- [PROVIDED RECORDS]
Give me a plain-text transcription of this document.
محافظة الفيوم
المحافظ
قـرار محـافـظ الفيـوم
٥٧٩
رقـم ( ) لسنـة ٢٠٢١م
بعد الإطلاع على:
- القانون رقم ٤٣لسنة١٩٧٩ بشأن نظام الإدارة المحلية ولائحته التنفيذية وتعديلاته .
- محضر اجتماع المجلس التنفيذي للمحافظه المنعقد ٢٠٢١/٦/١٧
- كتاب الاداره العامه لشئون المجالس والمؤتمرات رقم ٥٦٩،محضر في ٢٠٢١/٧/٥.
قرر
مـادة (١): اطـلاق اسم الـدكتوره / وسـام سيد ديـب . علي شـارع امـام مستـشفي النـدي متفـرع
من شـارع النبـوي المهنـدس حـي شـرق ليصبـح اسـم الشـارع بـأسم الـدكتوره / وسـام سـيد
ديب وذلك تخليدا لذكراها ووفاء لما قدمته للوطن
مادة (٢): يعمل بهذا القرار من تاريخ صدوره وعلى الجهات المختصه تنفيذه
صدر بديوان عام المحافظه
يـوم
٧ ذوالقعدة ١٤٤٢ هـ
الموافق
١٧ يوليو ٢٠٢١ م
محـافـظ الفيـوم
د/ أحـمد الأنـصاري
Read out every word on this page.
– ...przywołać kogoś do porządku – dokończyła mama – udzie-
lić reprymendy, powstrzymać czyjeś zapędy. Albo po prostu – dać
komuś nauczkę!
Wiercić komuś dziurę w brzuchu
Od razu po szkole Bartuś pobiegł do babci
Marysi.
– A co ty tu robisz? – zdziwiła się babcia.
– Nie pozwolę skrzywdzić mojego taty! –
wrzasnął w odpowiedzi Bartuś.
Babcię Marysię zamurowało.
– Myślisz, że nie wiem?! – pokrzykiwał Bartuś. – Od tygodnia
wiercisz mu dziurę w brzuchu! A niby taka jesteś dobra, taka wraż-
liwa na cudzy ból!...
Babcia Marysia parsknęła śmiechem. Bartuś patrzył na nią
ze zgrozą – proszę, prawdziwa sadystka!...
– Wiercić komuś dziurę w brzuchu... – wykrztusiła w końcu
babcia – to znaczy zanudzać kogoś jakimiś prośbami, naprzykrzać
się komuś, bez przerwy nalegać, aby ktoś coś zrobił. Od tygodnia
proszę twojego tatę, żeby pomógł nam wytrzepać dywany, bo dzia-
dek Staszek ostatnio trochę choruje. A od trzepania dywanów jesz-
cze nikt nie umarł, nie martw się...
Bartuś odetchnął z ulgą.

- [SET EXERCISE]
Retype the entries exactly, including every line.

- [WRITTEN RESPONSE]
Give me a plain-text transcription of this document.
محافظة الفيوم
المحافظ
قـرار محـافـظ الفيـوم
٥٧٩
رقـم ( ) لسنـة ٢٠٢١م
بعد الإطلاع على:
- القانون رقم ٤٣لسنة١٩٧٩ بشأن نظام الإدارة المحلية ولائحته التنفيذية وتعديلاته .
- محضر اجتماع المجلس التنفيذي للمحافظه المنعقد ٢٠٢١/٦/١٧
- كتاب الاداره العامه لشئون المجالس والمؤتمرات رقم ٥٦٩،محضر في ٢٠٢١/٧/٥.
قرر
مـادة (١): اطـلاق اسم الـدكتوره / وسـام سيد ديـب . علي شـارع امـام مستـشفي النـدي متفـرع
من شـارع النبـوي المهنـدس حـي شـرق ليصبـح اسـم الشـارع بـأسم الـدكتوره / وسـام سـيد
ديب وذلك تخليدا لذكراها ووفاء لما قدمته للوطن
مادة (٢): يعمل بهذا القرار من تاريخ صدوره وعلى الجهات المختصه تنفيذه
صدر بديوان عام المحافظه
يـوم
٧ ذوالقعدة ١٤٤٢ هـ
الموافق
١٧ يوليو ٢٠٢١ م
محـافـظ الفيـوم
د/ أحـمد الأنـصاري
Read out every word on this page.
– ...przywołać kogoś do porządku – dokończyła mama – udzie-
lić reprymendy, powstrzymać czyjeś zapędy. Albo po prostu – dać
komuś nauczkę!
Wiercić komuś dziurę w brzuchu
Od razu po szkole Bartuś pobiegł do babci
Marysi.
– A co ty tu robisz? – zdziwiła się babcia.
– Nie pozwolę skrzywdzić mojego taty! –
wrzasnął w odpowiedzi Bartuś.
Babcię Marysię zamurowało.
– Myślisz, że nie wiem?! – pokrzykiwał Bartuś. – Od tygodnia
wiercisz mu dziurę w brzuchu! A niby taka jesteś dobra, taka wraż-
liwa na cudzy ból!...
Babcia Marysia parsknęła śmiechem. Bartuś patrzył na nią
ze zgrozą – proszę, prawdziwa sadystka!...
– Wiercić komuś dziurę w brzuchu... – wykrztusiła w końcu
babcia – to znaczy zanudzać kogoś jakimiś prośbami, naprzykrzać
się komuś, bez przerwy nalegać, aby ktoś coś zrobił. Od tygodnia
proszę twojego tatę, żeby pomógł nam wytrzepać dywany, bo dzia-
dek Staszek ostatnio trochę choruje. A od trzepania dywanów jesz-
cze nikt nie umarł, nie martw się...
Bartuś odetchnął z ulgą.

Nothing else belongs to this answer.